*TEXT PROVIDED:*
# **Data Preprocessing Techniques**
Data preprocessing involves several transformations that are applied to the raw data and make it more amenable for learning. It is carried out before using it for model training or prediction.

There are many pre-processing techniques for
- Data cleaning
  - Data imputation
  - Feature scaling
- Feature transformation
  - Polynomial features
  - Discretization
  - Handling categorical features
  - Custom Transformers
  - Composite Transformers
    - Apply transformation of diverse features
    - TargetTransformedRegressor
- Feature Selection
  - Filter based feature selection
  - Wrapper based feature selection
- Feature Extraction
  - PCA

The transformations are applied in a specific order and the order can be specified via ``Pipeline``. We need to apply different transformations based on the feature type. ``FeatureUnion`` helps us perform that task and combine outputs from multiple transformations into a single transformed feature matrix. We will also study how to visualize this pipeline.

*WHAT THIS TASK INVOLVES:* Please go on with the data preprocessing text from the point where it stops. The entries are not part of this.

*INFORMATION SUPPLIED:*

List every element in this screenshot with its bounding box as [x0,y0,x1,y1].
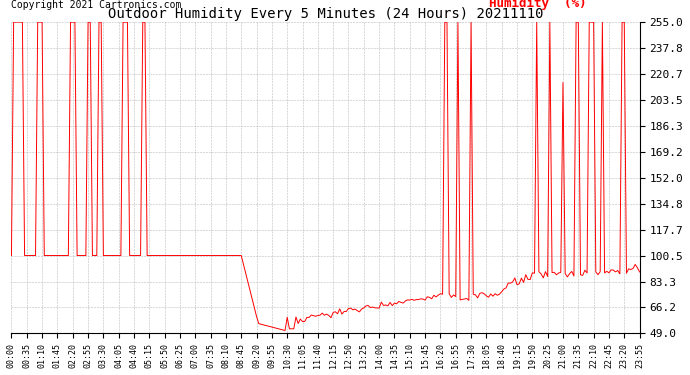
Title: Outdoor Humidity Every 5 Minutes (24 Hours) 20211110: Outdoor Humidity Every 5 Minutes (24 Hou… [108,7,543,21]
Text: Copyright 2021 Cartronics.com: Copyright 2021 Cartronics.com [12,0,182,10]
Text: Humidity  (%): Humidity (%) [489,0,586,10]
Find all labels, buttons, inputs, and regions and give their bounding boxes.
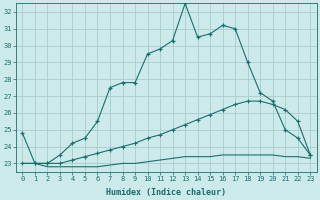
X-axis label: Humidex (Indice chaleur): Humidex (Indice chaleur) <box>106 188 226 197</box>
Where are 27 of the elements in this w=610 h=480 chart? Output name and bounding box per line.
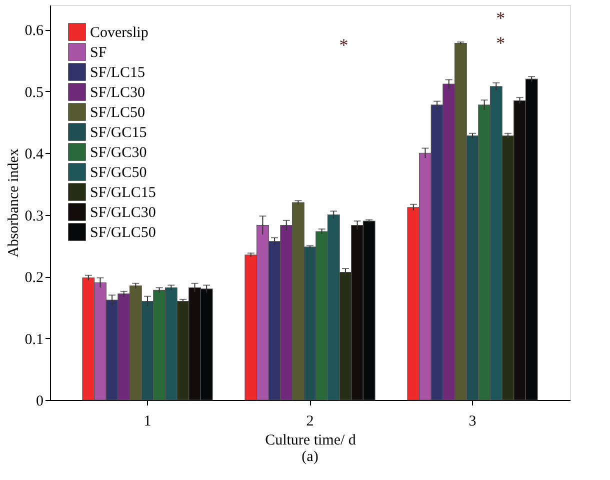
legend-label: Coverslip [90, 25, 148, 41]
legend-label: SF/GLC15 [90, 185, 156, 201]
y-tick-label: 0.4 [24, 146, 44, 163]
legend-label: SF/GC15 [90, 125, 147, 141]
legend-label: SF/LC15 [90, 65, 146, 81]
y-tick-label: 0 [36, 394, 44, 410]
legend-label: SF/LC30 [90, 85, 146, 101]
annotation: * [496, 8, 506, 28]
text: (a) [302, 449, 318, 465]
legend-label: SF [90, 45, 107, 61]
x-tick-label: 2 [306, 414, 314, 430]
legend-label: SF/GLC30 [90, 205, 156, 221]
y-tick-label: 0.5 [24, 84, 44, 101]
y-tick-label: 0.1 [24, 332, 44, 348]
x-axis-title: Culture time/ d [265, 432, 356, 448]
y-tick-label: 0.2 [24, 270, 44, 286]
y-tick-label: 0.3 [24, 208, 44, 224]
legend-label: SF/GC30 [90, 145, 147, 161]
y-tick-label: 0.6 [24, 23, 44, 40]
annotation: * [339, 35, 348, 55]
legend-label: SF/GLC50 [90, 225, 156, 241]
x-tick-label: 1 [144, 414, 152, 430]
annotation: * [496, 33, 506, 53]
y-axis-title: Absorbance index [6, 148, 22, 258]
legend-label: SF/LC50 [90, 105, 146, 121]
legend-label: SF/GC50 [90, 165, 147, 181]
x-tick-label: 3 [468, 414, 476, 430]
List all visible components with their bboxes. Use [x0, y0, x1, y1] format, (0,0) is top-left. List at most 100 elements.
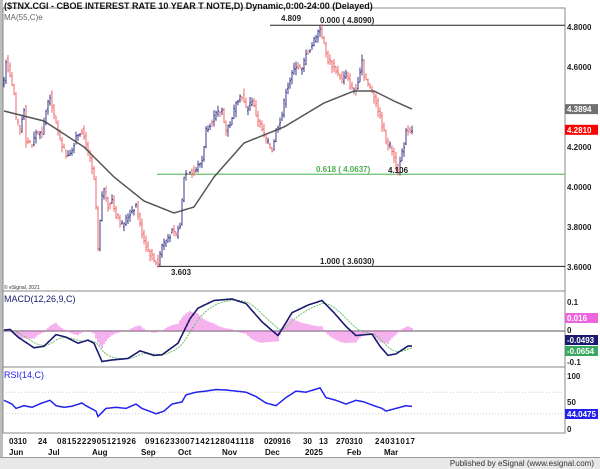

*EXERCISE RESULT:*
## Importing basic libraries

In [1]:
import numpy as np
import matplotlib.pyplot as plt
import pandas as pd
import seaborn as sns

sns.set_theme(style="whitegrid")

## **1. Feature Extraction**

### DictVectorizer

Many a times the data is present as a **list of dictionary objects**. ML algorithms expect the data to be in **matrix form** of shape $(n,m)$ where $n$ is the number of samples and $m$ is the number of features.

``DictVectorizer`` **converts** a *list of dictionary objects to feature matrix*.

Let's create a sample data for demo purpose containing ``age`` and ``height`` of children
> Each record/sample in dictionary with two keys ``age`` and ``height``, and their corresponding values.

In [2]:
data = [{'age' : 4, 'height' : 96.0},
        {'age' : 1, 'height' : 73.9},
        {'age' : 3, 'height' : 88.9},
        {'age' : 2, 'height' : 81.6}]

> There are 4 data samples with 2 features each

Let's make use of ``DictVectorizer`` to convert the list of dictionary objects to the feature matrix

In [3]:
from sklearn.feature_extraction import DictVectorizer
dv = DictVectorizer(sparse = False)
data_transformed = dv.fit_transform(data)
data_transformed

array([[ 4. , 96. ],
       [ 1. , 73.9],
       [ 3. , 88.9],
       [ 2. , 81.6]])

In [4]:
data_transformed.shape

(4, 2)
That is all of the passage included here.